== Data shown ==
= = = = =

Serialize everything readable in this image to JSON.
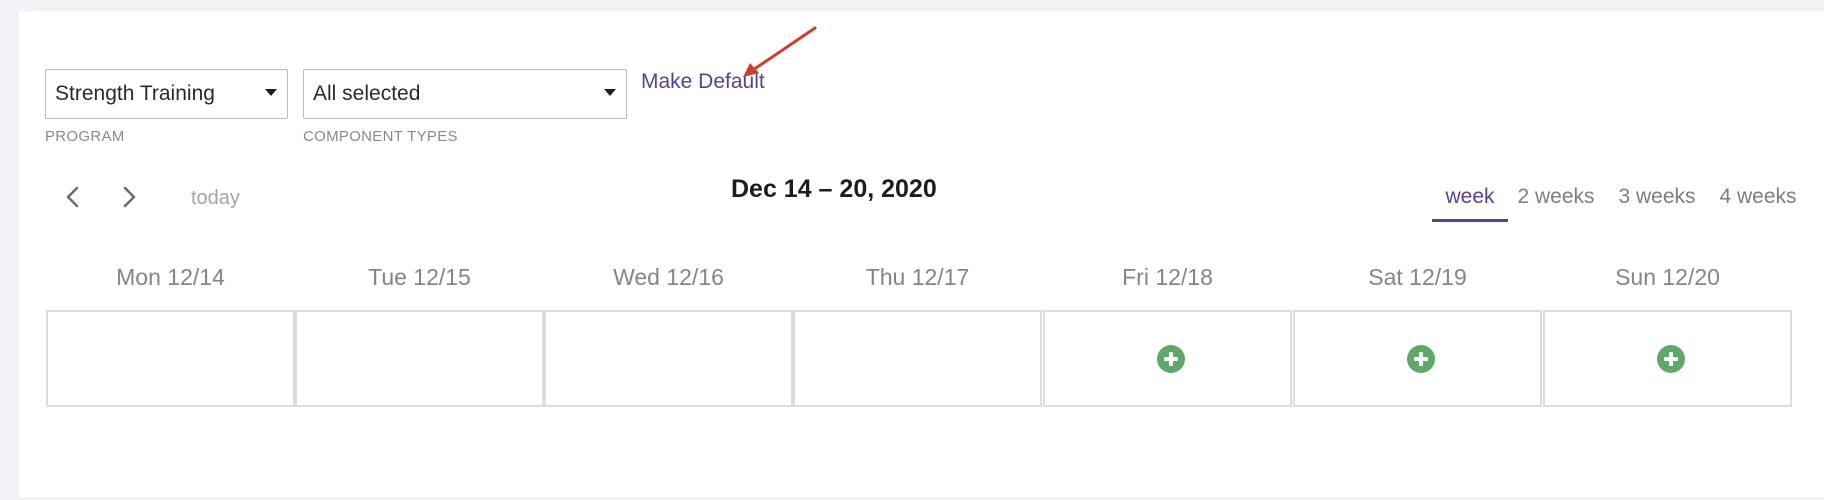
{
  "filters": {
    "program": {
      "value": "Strength Training",
      "label": "PROGRAM"
    },
    "component_types": {
      "value": "All selected",
      "label": "COMPONENT TYPES"
    },
    "make_default_label": "Make Default"
  },
  "navigation": {
    "prev_icon": "chevron-left-icon",
    "next_icon": "chevron-right-icon",
    "today_label": "today",
    "range_title": "Dec 14 – 20, 2020"
  },
  "view_tabs": [
    {
      "label": "week",
      "active": true
    },
    {
      "label": "2 weeks",
      "active": false
    },
    {
      "label": "3 weeks",
      "active": false
    },
    {
      "label": "4 weeks",
      "active": false
    }
  ],
  "days": [
    {
      "label": "Mon 12/14",
      "has_add": false
    },
    {
      "label": "Tue 12/15",
      "has_add": false
    },
    {
      "label": "Wed 12/16",
      "has_add": false
    },
    {
      "label": "Thu 12/17",
      "has_add": false
    },
    {
      "label": "Fri 12/18",
      "has_add": true
    },
    {
      "label": "Sat 12/19",
      "has_add": true
    },
    {
      "label": "Sun 12/20",
      "has_add": true
    }
  ],
  "colors": {
    "accent": "#5b3f97",
    "add_button": "#5fa86a",
    "annotation_arrow": "#c9412f"
  }
}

= = = = =

== To be done ==
Where a line in the entries holds "weeks", copy that line.

== The solution ==
      "label": "2 weeks",
      "label": "3 weeks",
      "label": "4 weeks",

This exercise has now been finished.